- _Task to carry out_: No images are to be carried over; print all other material exactly as it stands.
──────── Material for this task ────────
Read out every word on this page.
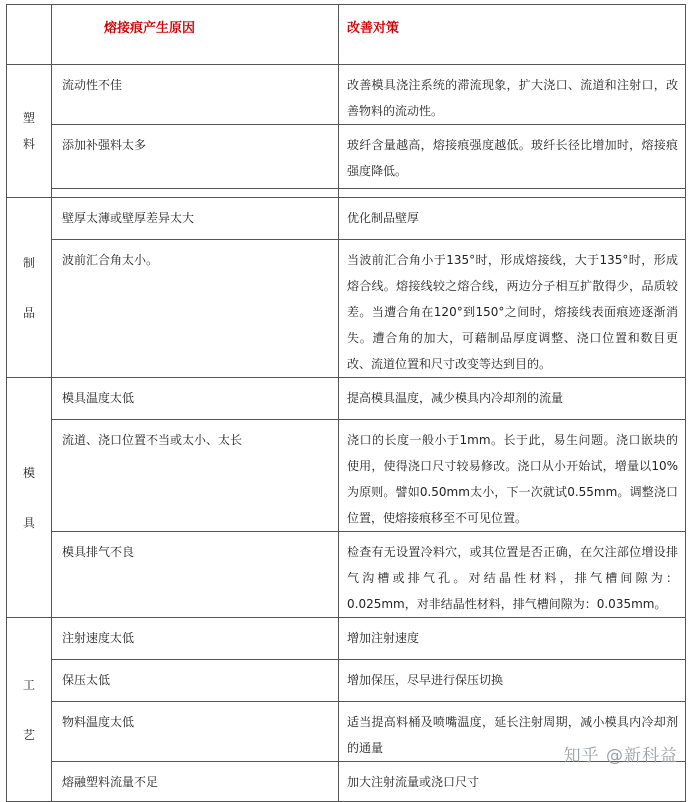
	熔接痕产生原因	改善对策

塑
料	流动性不佳	改善模具浇注系统的滞流现象，扩大浇口、流道和注射口，改善物料的流动性。
	添加补强料太多	玻纤含量越高，熔接痕强度越低。玻纤长径比增加时，熔接痕强度降低。

制
品	壁厚太薄或壁厚差异太大	优化制品壁厚
	波前汇合角太小。	当波前汇合角小于135°时，形成熔接线，大于135°时，形成熔合线。熔接线较之熔合线，两边分子相互扩散得少，品质较差。当遭合角在120°到150°之间时，熔接线表面痕迹逐渐消失。遭合角的加大，可藉制品厚度调整、浇口位置和数目更改、流道位置和尺寸改变等达到目的。

模
具	模具温度太低	提高模具温度，减少模具内冷却剂的流量
	流道、浇口位置不当或太小、太长	浇口的长度一般小于1mm。长于此，易生问题。浇口嵌块的使用，使得浇口尺寸较易修改。浇口从小开始试，增量以10%为原则。譬如0.50mm太小，下一次就试0.55mm。调整浇口位置，使熔接痕移至不可见位置。
	模具排气不良	检查有无设置冷料穴，或其位置是否正确，在欠注部位增设排气沟槽或排气孔。对结晶性材料，排气槽间隙为：0.025mm，对非结晶性材料，排气槽间隙为：0.035mm。

工
艺	注射速度太低	增加注射速度
	保压太低	增加保压，尽早进行保压切换
	物料温度太低	适当提高料桶及喷嘴温度，延长注射周期，减小模具内冷却剂的通量
	熔融塑料流量不足	加大注射流量或浇口尺寸
知乎 @新科益
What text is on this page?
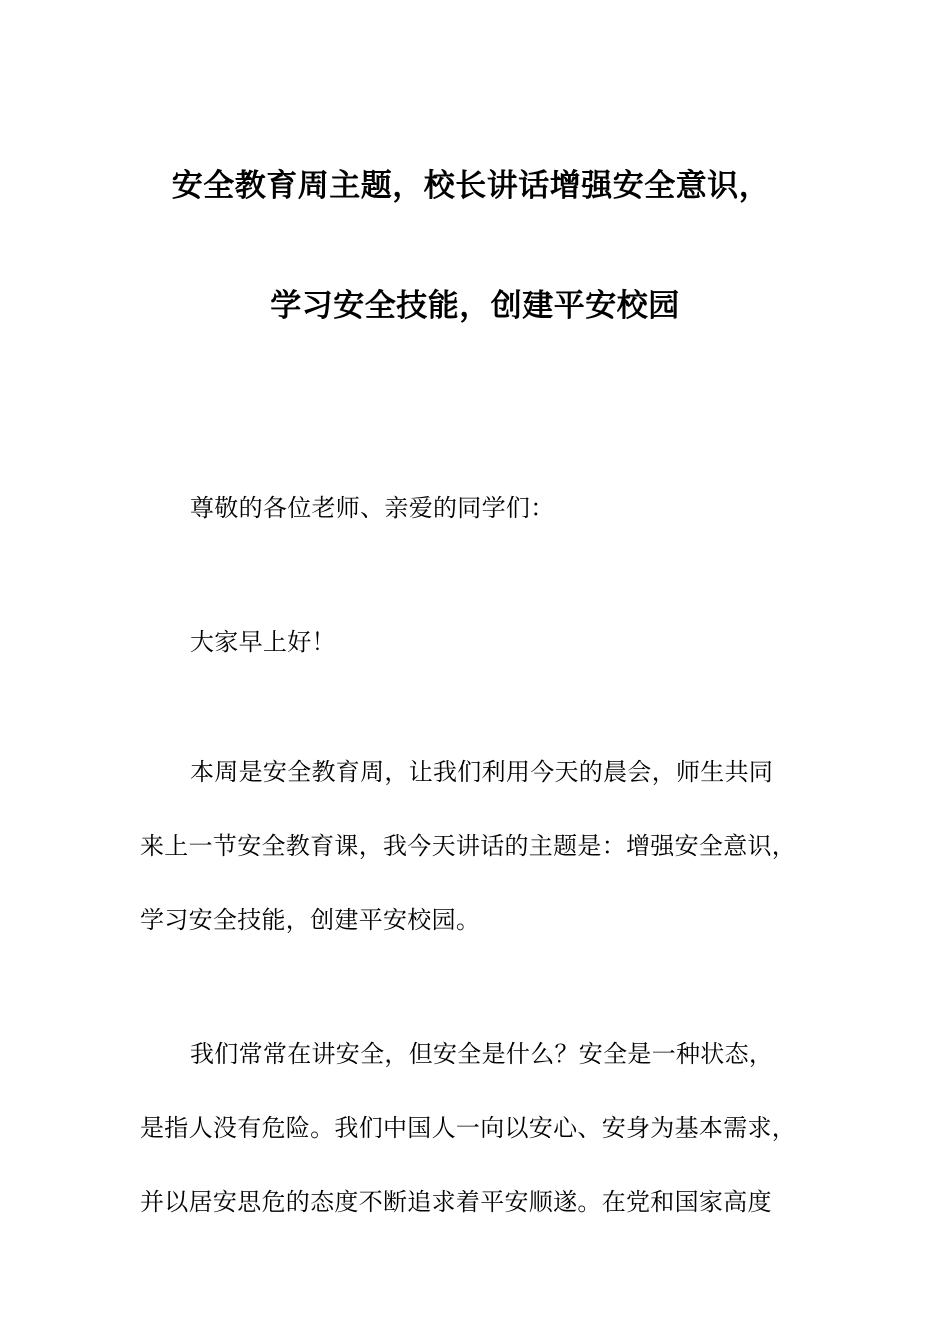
安全教育周主题，校长讲话增强安全意识，
学习安全技能，创建平安校园
尊敬的各位老师、亲爱的同学们：
大家早上好！
本周是安全教育周，让我们利用今天的晨会，师生共同
来上一节安全教育课，我今天讲话的主题是：增强安全意识，
学习安全技能，创建平安校园。
我们常常在讲安全，但安全是什么？安全是一种状态，
是指人没有危险。我们中国人一向以安心、安身为基本需求，
并以居安思危的态度不断追求着平安顺遂。在党和国家高度
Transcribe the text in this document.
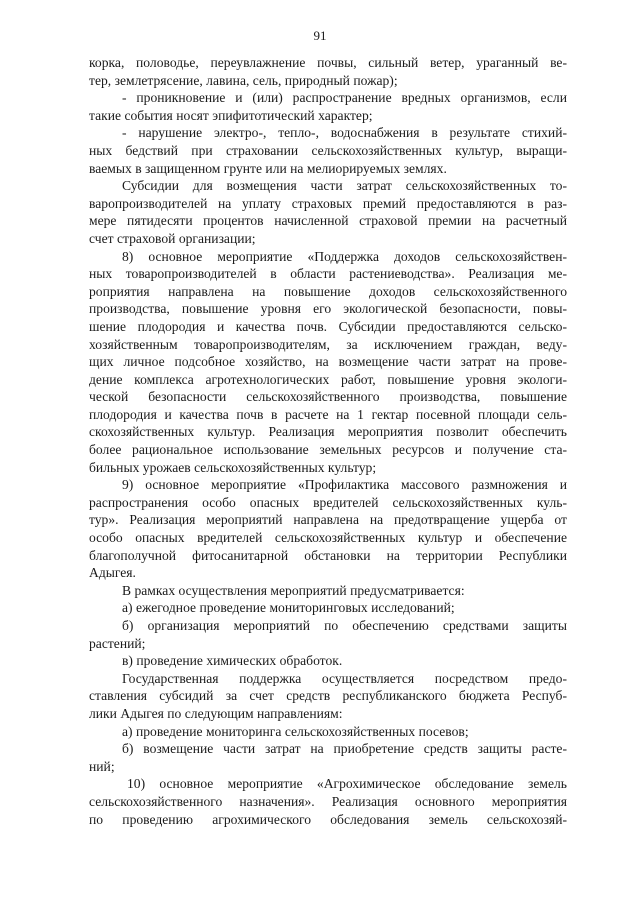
91
корка, половодье, переувлажнение почвы, сильный ветер, ураганный ве-
тер, землетрясение, лавина, сель, природный пожар);
- проникновение и (или) распространение вредных организмов, если
такие события носят эпифитотический характер;
- нарушение электро-, тепло-, водоснабжения в результате стихий-
ных бедствий при страховании сельскохозяйственных культур, выращи-
ваемых в защищенном грунте или на мелиорируемых землях.
Субсидии для возмещения части затрат сельскохозяйственных то-
варопроизводителей на уплату страховых премий предоставляются в раз-
мере пятидесяти процентов начисленной страховой премии на расчетный
счет страховой организации;
8) основное мероприятие «Поддержка доходов сельскохозяйствен-
ных товаропроизводителей в области растениеводства». Реализация ме-
роприятия направлена на повышение доходов сельскохозяйственного
производства, повышение уровня его экологической безопасности, повы-
шение плодородия и качества почв. Субсидии предоставляются сельско-
хозяйственным товаропроизводителям, за исключением граждан, веду-
щих личное подсобное хозяйство, на возмещение части затрат на прове-
дение комплекса агротехнологических работ, повышение уровня экологи-
ческой безопасности сельскохозяйственного производства, повышение
плодородия и качества почв в расчете на 1 гектар посевной площади сель-
скохозяйственных культур. Реализация мероприятия позволит обеспечить
более рациональное использование земельных ресурсов и получение ста-
бильных урожаев сельскохозяйственных культур;
9) основное мероприятие «Профилактика массового размножения и
распространения особо опасных вредителей сельскохозяйственных куль-
тур». Реализация мероприятий направлена на предотвращение ущерба от
особо опасных вредителей сельскохозяйственных культур и обеспечение
благополучной фитосанитарной обстановки на территории Республики
Адыгея.
В рамках осуществления мероприятий предусматривается:
а) ежегодное проведение мониторинговых исследований;
б) организация мероприятий по обеспечению средствами защиты
растений;
в) проведение химических обработок.
Государственная поддержка осуществляется посредством предо-
ставления субсидий за счет средств республиканского бюджета Респуб-
лики Адыгея по следующим направлениям:
а) проведение мониторинга сельскохозяйственных посевов;
б) возмещение части затрат на приобретение средств защиты расте-
ний;
10) основное мероприятие «Агрохимическое обследование земель
сельскохозяйственного назначения». Реализация основного мероприятия
по проведению агрохимического обследования земель сельскохозяй-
────────
- _Completed exercise_:
Read out every word on this page.
	熔接痕产生原因	改善对策

塑
料	流动性不佳	改善模具浇注系统的滞流现象，扩大浇口、流道和注射口，改善物料的流动性。
	添加补强料太多	玻纤含量越高，熔接痕强度越低。玻纤长径比增加时，熔接痕强度降低。

制
品	壁厚太薄或壁厚差异太大	优化制品壁厚
	波前汇合角太小。	当波前汇合角小于135°时，形成熔接线，大于135°时，形成熔合线。熔接线较之熔合线，两边分子相互扩散得少，品质较差。当遭合角在120°到150°之间时，熔接线表面痕迹逐渐消失。遭合角的加大，可藉制品厚度调整、浇口位置和数目更改、流道位置和尺寸改变等达到目的。

模
具	模具温度太低	提高模具温度，减少模具内冷却剂的流量
	流道、浇口位置不当或太小、太长	浇口的长度一般小于1mm。长于此，易生问题。浇口嵌块的使用，使得浇口尺寸较易修改。浇口从小开始试，增量以10%为原则。譬如0.50mm太小，下一次就试0.55mm。调整浇口位置，使熔接痕移至不可见位置。
	模具排气不良	检查有无设置冷料穴，或其位置是否正确，在欠注部位增设排气沟槽或排气孔。对结晶性材料，排气槽间隙为：0.025mm，对非结晶性材料，排气槽间隙为：0.035mm。

工
艺	注射速度太低	增加注射速度
	保压太低	增加保压，尽早进行保压切换
	物料温度太低	适当提高料桶及喷嘴温度，延长注射周期，减小模具内冷却剂的通量
	熔融塑料流量不足	加大注射流量或浇口尺寸
知乎 @新科益
What text is on this page?
安全教育周主题，校长讲话增强安全意识，
学习安全技能，创建平安校园
尊敬的各位老师、亲爱的同学们：
大家早上好！
本周是安全教育周，让我们利用今天的晨会，师生共同
来上一节安全教育课，我今天讲话的主题是：增强安全意识，
学习安全技能，创建平安校园。
我们常常在讲安全，但安全是什么？安全是一种状态，
是指人没有危险。我们中国人一向以安心、安身为基本需求，
并以居安思危的态度不断追求着平安顺遂。在党和国家高度
Transcribe the text in this document.
91
корка, половодье, переувлажнение почвы, сильный ветер, ураганный ве-
тер, землетрясение, лавина, сель, природный пожар);
- проникновение и (или) распространение вредных организмов, если
такие события носят эпифитотический характер;
- нарушение электро-, тепло-, водоснабжения в результате стихий-
ных бедствий при страховании сельскохозяйственных культур, выращи-
ваемых в защищенном грунте или на мелиорируемых землях.
Субсидии для возмещения части затрат сельскохозяйственных то-
варопроизводителей на уплату страховых премий предоставляются в раз-
мере пятидесяти процентов начисленной страховой премии на расчетный
счет страховой организации;
8) основное мероприятие «Поддержка доходов сельскохозяйствен-
ных товаропроизводителей в области растениеводства». Реализация ме-
роприятия направлена на повышение доходов сельскохозяйственного
производства, повышение уровня его экологической безопасности, повы-
шение плодородия и качества почв. Субсидии предоставляются сельско-
хозяйственным товаропроизводителям, за исключением граждан, веду-
щих личное подсобное хозяйство, на возмещение части затрат на прове-
дение комплекса агротехнологических работ, повышение уровня экологи-
ческой безопасности сельскохозяйственного производства, повышение
плодородия и качества почв в расчете на 1 гектар посевной площади сель-
скохозяйственных культур. Реализация мероприятия позволит обеспечить
более рациональное использование земельных ресурсов и получение ста-
бильных урожаев сельскохозяйственных культур;
9) основное мероприятие «Профилактика массового размножения и
распространения особо опасных вредителей сельскохозяйственных куль-
тур». Реализация мероприятий направлена на предотвращение ущерба от
особо опасных вредителей сельскохозяйственных культур и обеспечение
благополучной фитосанитарной обстановки на территории Республики
Адыгея.
В рамках осуществления мероприятий предусматривается:
а) ежегодное проведение мониторинговых исследований;
б) организация мероприятий по обеспечению средствами защиты
растений;
в) проведение химических обработок.
Государственная поддержка осуществляется посредством предо-
ставления субсидий за счет средств республиканского бюджета Респуб-
лики Адыгея по следующим направлениям:
а) проведение мониторинга сельскохозяйственных посевов;
б) возмещение части затрат на приобретение средств защиты расте-
ний;
10) основное мероприятие «Агрохимическое обследование земель
сельскохозяйственного назначения». Реализация основного мероприятия
по проведению агрохимического обследования земель сельскохозяй-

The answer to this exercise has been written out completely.